▸ STORED DATA:
◇ ◇ ◇ ◇ ◇ ◇ ◇
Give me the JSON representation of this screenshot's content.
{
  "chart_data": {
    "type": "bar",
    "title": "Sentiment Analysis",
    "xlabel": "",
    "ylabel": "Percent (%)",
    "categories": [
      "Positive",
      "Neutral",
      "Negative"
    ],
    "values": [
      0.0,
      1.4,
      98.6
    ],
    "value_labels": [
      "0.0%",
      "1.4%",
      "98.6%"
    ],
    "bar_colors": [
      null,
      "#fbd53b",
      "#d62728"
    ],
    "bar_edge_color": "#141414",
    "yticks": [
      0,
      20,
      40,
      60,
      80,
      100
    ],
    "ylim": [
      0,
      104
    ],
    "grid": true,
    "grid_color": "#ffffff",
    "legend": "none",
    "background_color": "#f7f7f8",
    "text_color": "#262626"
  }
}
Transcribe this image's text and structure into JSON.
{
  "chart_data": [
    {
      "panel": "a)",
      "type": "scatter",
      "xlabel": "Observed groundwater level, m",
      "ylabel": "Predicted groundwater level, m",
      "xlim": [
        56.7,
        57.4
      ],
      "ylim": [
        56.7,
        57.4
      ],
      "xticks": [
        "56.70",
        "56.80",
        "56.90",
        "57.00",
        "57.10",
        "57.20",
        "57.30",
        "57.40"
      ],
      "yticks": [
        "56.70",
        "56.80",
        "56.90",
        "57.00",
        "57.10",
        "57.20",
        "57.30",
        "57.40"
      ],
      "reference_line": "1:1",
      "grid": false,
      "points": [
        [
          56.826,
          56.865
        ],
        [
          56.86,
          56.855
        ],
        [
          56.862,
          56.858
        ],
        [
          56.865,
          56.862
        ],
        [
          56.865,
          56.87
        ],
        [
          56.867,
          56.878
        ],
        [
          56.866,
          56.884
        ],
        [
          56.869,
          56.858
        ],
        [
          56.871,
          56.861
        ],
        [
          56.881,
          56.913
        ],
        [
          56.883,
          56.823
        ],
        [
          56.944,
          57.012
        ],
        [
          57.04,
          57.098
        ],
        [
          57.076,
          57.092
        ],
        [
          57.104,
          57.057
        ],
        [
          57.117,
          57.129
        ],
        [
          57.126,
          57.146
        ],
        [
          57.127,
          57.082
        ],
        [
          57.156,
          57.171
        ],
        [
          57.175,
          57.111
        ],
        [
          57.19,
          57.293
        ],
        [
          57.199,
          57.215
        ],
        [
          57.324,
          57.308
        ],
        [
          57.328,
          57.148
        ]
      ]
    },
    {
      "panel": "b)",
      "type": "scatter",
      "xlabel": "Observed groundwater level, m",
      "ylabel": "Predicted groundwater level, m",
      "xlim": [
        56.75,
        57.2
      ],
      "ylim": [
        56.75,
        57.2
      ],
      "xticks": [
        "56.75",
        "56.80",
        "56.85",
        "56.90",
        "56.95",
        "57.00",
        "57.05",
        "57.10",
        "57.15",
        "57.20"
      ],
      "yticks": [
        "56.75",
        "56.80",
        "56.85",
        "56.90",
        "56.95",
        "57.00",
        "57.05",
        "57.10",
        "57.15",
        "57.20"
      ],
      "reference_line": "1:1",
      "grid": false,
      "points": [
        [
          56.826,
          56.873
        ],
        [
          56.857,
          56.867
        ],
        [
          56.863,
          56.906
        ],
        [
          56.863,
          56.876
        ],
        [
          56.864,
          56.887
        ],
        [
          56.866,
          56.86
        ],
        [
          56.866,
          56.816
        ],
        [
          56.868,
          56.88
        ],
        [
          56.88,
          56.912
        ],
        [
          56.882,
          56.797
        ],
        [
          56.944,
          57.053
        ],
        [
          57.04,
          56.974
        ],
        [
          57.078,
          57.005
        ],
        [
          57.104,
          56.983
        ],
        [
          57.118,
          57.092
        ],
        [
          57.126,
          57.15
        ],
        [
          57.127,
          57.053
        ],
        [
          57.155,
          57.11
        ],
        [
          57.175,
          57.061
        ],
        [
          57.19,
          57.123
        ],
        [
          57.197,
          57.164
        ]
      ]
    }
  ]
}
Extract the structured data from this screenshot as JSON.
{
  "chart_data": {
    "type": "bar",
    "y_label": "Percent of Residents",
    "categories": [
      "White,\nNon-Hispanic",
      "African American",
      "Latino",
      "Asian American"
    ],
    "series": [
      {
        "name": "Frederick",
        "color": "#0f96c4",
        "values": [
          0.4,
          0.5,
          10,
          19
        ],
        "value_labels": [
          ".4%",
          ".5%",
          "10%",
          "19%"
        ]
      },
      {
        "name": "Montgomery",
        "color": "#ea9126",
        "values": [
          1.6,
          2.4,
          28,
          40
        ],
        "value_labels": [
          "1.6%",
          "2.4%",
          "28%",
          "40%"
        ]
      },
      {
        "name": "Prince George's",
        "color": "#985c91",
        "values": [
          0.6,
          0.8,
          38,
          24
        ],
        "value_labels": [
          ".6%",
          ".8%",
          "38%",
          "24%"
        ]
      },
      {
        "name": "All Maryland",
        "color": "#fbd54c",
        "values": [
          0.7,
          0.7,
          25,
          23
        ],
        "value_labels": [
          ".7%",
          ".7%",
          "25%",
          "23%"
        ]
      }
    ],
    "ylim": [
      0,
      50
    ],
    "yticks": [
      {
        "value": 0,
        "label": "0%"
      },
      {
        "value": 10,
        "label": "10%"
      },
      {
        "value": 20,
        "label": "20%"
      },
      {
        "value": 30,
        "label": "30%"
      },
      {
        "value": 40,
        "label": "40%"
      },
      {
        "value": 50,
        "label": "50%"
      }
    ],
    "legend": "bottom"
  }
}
◇ ◇ ◇ ◇ ◇ ◇ ◇
▸ DIRECTIONS FOR THIS TASK: Repeat every entry exactly as written above.

▸ THE REPLY:
Give me the JSON representation of this screenshot's content.
{
  "chart_data": {
    "type": "bar",
    "title": "Sentiment Analysis",
    "xlabel": "",
    "ylabel": "Percent (%)",
    "categories": [
      "Positive",
      "Neutral",
      "Negative"
    ],
    "values": [
      0.0,
      1.4,
      98.6
    ],
    "value_labels": [
      "0.0%",
      "1.4%",
      "98.6%"
    ],
    "bar_colors": [
      null,
      "#fbd53b",
      "#d62728"
    ],
    "bar_edge_color": "#141414",
    "yticks": [
      0,
      20,
      40,
      60,
      80,
      100
    ],
    "ylim": [
      0,
      104
    ],
    "grid": true,
    "grid_color": "#ffffff",
    "legend": "none",
    "background_color": "#f7f7f8",
    "text_color": "#262626"
  }
}
Transcribe this image's text and structure into JSON.
{
  "chart_data": [
    {
      "panel": "a)",
      "type": "scatter",
      "xlabel": "Observed groundwater level, m",
      "ylabel": "Predicted groundwater level, m",
      "xlim": [
        56.7,
        57.4
      ],
      "ylim": [
        56.7,
        57.4
      ],
      "xticks": [
        "56.70",
        "56.80",
        "56.90",
        "57.00",
        "57.10",
        "57.20",
        "57.30",
        "57.40"
      ],
      "yticks": [
        "56.70",
        "56.80",
        "56.90",
        "57.00",
        "57.10",
        "57.20",
        "57.30",
        "57.40"
      ],
      "reference_line": "1:1",
      "grid": false,
      "points": [
        [
          56.826,
          56.865
        ],
        [
          56.86,
          56.855
        ],
        [
          56.862,
          56.858
        ],
        [
          56.865,
          56.862
        ],
        [
          56.865,
          56.87
        ],
        [
          56.867,
          56.878
        ],
        [
          56.866,
          56.884
        ],
        [
          56.869,
          56.858
        ],
        [
          56.871,
          56.861
        ],
        [
          56.881,
          56.913
        ],
        [
          56.883,
          56.823
        ],
        [
          56.944,
          57.012
        ],
        [
          57.04,
          57.098
        ],
        [
          57.076,
          57.092
        ],
        [
          57.104,
          57.057
        ],
        [
          57.117,
          57.129
        ],
        [
          57.126,
          57.146
        ],
        [
          57.127,
          57.082
        ],
        [
          57.156,
          57.171
        ],
        [
          57.175,
          57.111
        ],
        [
          57.19,
          57.293
        ],
        [
          57.199,
          57.215
        ],
        [
          57.324,
          57.308
        ],
        [
          57.328,
          57.148
        ]
      ]
    },
    {
      "panel": "b)",
      "type": "scatter",
      "xlabel": "Observed groundwater level, m",
      "ylabel": "Predicted groundwater level, m",
      "xlim": [
        56.75,
        57.2
      ],
      "ylim": [
        56.75,
        57.2
      ],
      "xticks": [
        "56.75",
        "56.80",
        "56.85",
        "56.90",
        "56.95",
        "57.00",
        "57.05",
        "57.10",
        "57.15",
        "57.20"
      ],
      "yticks": [
        "56.75",
        "56.80",
        "56.85",
        "56.90",
        "56.95",
        "57.00",
        "57.05",
        "57.10",
        "57.15",
        "57.20"
      ],
      "reference_line": "1:1",
      "grid": false,
      "points": [
        [
          56.826,
          56.873
        ],
        [
          56.857,
          56.867
        ],
        [
          56.863,
          56.906
        ],
        [
          56.863,
          56.876
        ],
        [
          56.864,
          56.887
        ],
        [
          56.866,
          56.86
        ],
        [
          56.866,
          56.816
        ],
        [
          56.868,
          56.88
        ],
        [
          56.88,
          56.912
        ],
        [
          56.882,
          56.797
        ],
        [
          56.944,
          57.053
        ],
        [
          57.04,
          56.974
        ],
        [
          57.078,
          57.005
        ],
        [
          57.104,
          56.983
        ],
        [
          57.118,
          57.092
        ],
        [
          57.126,
          57.15
        ],
        [
          57.127,
          57.053
        ],
        [
          57.155,
          57.11
        ],
        [
          57.175,
          57.061
        ],
        [
          57.19,
          57.123
        ],
        [
          57.197,
          57.164
        ]
      ]
    }
  ]
}
Extract the structured data from this screenshot as JSON.
{
  "chart_data": {
    "type": "bar",
    "y_label": "Percent of Residents",
    "categories": [
      "White,\nNon-Hispanic",
      "African American",
      "Latino",
      "Asian American"
    ],
    "series": [
      {
        "name": "Frederick",
        "color": "#0f96c4",
        "values": [
          0.4,
          0.5,
          10,
          19
        ],
        "value_labels": [
          ".4%",
          ".5%",
          "10%",
          "19%"
        ]
      },
      {
        "name": "Montgomery",
        "color": "#ea9126",
        "values": [
          1.6,
          2.4,
          28,
          40
        ],
        "value_labels": [
          "1.6%",
          "2.4%",
          "28%",
          "40%"
        ]
      },
      {
        "name": "Prince George's",
        "color": "#985c91",
        "values": [
          0.6,
          0.8,
          38,
          24
        ],
        "value_labels": [
          ".6%",
          ".8%",
          "38%",
          "24%"
        ]
      },
      {
        "name": "All Maryland",
        "color": "#fbd54c",
        "values": [
          0.7,
          0.7,
          25,
          23
        ],
        "value_labels": [
          ".7%",
          ".7%",
          "25%",
          "23%"
        ]
      }
    ],
    "ylim": [
      0,
      50
    ],
    "yticks": [
      {
        "value": 0,
        "label": "0%"
      },
      {
        "value": 10,
        "label": "10%"
      },
      {
        "value": 20,
        "label": "20%"
      },
      {
        "value": 30,
        "label": "30%"
      },
      {
        "value": 40,
        "label": "40%"
      },
      {
        "value": 50,
        "label": "50%"
      }
    ],
    "legend": "bottom"
  }
}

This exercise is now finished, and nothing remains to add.